* Given request *
Exact reproduction is required for all entries.

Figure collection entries
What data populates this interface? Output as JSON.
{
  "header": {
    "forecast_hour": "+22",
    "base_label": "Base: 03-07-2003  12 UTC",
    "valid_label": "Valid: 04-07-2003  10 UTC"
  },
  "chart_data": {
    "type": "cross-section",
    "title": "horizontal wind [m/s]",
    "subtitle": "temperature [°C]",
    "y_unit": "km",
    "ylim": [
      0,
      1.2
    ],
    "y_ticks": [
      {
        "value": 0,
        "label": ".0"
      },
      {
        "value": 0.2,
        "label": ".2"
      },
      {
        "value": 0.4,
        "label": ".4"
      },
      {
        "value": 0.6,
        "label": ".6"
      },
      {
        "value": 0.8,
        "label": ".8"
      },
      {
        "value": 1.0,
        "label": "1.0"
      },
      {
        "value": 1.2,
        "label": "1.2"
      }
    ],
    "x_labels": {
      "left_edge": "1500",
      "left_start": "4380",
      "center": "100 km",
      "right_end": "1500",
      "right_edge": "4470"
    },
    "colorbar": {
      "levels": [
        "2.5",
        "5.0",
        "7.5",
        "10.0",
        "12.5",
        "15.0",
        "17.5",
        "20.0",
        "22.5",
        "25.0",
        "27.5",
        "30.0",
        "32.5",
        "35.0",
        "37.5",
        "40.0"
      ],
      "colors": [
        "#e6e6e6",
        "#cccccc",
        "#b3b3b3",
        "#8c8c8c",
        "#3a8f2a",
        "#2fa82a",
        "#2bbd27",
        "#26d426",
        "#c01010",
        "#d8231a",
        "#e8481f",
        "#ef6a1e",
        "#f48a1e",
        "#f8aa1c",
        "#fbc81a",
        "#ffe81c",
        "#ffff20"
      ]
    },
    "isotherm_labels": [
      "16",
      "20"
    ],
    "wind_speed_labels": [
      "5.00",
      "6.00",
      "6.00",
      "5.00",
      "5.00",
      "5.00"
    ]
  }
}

* Result of this exercise *
What data populates this interface? Output as JSON.
{
  "header": {
    "forecast_hour": "+22",
    "base_label": "Base: 03-07-2003  12 UTC",
    "valid_label": "Valid: 04-07-2003  10 UTC"
  },
  "chart_data": {
    "type": "cross-section",
    "title": "horizontal wind [m/s]",
    "subtitle": "temperature [°C]",
    "y_unit": "km",
    "ylim": [
      0,
      1.2
    ],
    "y_ticks": [
      {
        "value": 0,
        "label": ".0"
      },
      {
        "value": 0.2,
        "label": ".2"
      },
      {
        "value": 0.4,
        "label": ".4"
      },
      {
        "value": 0.6,
        "label": ".6"
      },
      {
        "value": 0.8,
        "label": ".8"
      },
      {
        "value": 1.0,
        "label": "1.0"
      },
      {
        "value": 1.2,
        "label": "1.2"
      }
    ],
    "x_labels": {
      "left_edge": "1500",
      "left_start": "4380",
      "center": "100 km",
      "right_end": "1500",
      "right_edge": "4470"
    },
    "colorbar": {
      "levels": [
        "2.5",
        "5.0",
        "7.5",
        "10.0",
        "12.5",
        "15.0",
        "17.5",
        "20.0",
        "22.5",
        "25.0",
        "27.5",
        "30.0",
        "32.5",
        "35.0",
        "37.5",
        "40.0"
      ],
      "colors": [
        "#e6e6e6",
        "#cccccc",
        "#b3b3b3",
        "#8c8c8c",
        "#3a8f2a",
        "#2fa82a",
        "#2bbd27",
        "#26d426",
        "#c01010",
        "#d8231a",
        "#e8481f",
        "#ef6a1e",
        "#f48a1e",
        "#f8aa1c",
        "#fbc81a",
        "#ffe81c",
        "#ffff20"
      ]
    },
    "isotherm_labels": [
      "16",
      "20"
    ],
    "wind_speed_labels": [
      "5.00",
      "6.00",
      "6.00",
      "5.00",
      "5.00",
      "5.00"
    ]
  }
}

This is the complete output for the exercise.